### Lines of data
##############################

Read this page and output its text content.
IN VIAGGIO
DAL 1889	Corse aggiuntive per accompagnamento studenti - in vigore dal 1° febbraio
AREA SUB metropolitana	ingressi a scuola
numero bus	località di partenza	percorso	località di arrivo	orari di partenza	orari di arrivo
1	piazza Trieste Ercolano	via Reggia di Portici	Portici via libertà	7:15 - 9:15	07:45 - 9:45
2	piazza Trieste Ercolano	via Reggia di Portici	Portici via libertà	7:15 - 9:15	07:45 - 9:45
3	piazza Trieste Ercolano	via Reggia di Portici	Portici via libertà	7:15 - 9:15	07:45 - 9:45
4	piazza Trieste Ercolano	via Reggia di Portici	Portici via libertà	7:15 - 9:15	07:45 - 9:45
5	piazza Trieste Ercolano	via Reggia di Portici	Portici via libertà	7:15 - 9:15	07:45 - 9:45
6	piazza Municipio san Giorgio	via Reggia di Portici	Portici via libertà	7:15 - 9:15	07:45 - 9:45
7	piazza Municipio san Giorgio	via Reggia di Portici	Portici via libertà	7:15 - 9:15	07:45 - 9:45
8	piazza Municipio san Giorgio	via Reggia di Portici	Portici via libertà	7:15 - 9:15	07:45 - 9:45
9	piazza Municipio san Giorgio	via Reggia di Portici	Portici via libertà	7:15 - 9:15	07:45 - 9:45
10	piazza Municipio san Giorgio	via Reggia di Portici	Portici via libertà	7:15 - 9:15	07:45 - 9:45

##############################

Write out all of the records once more, exactly.

### Result for this exercise
Read this page and output its text content.
IN VIAGGIO
DAL 1889	Corse aggiuntive per accompagnamento studenti - in vigore dal 1° febbraio
AREA SUB metropolitana	ingressi a scuola
numero bus	località di partenza	percorso	località di arrivo	orari di partenza	orari di arrivo
1	piazza Trieste Ercolano	via Reggia di Portici	Portici via libertà	7:15 - 9:15	07:45 - 9:45
2	piazza Trieste Ercolano	via Reggia di Portici	Portici via libertà	7:15 - 9:15	07:45 - 9:45
3	piazza Trieste Ercolano	via Reggia di Portici	Portici via libertà	7:15 - 9:15	07:45 - 9:45
4	piazza Trieste Ercolano	via Reggia di Portici	Portici via libertà	7:15 - 9:15	07:45 - 9:45
5	piazza Trieste Ercolano	via Reggia di Portici	Portici via libertà	7:15 - 9:15	07:45 - 9:45
6	piazza Municipio san Giorgio	via Reggia di Portici	Portici via libertà	7:15 - 9:15	07:45 - 9:45
7	piazza Municipio san Giorgio	via Reggia di Portici	Portici via libertà	7:15 - 9:15	07:45 - 9:45
8	piazza Municipio san Giorgio	via Reggia di Portici	Portici via libertà	7:15 - 9:15	07:45 - 9:45
9	piazza Municipio san Giorgio	via Reggia di Portici	Portici via libertà	7:15 - 9:15	07:45 - 9:45
10	piazza Municipio san Giorgio	via Reggia di Portici	Portici via libertà	7:15 - 9:15	07:45 - 9:45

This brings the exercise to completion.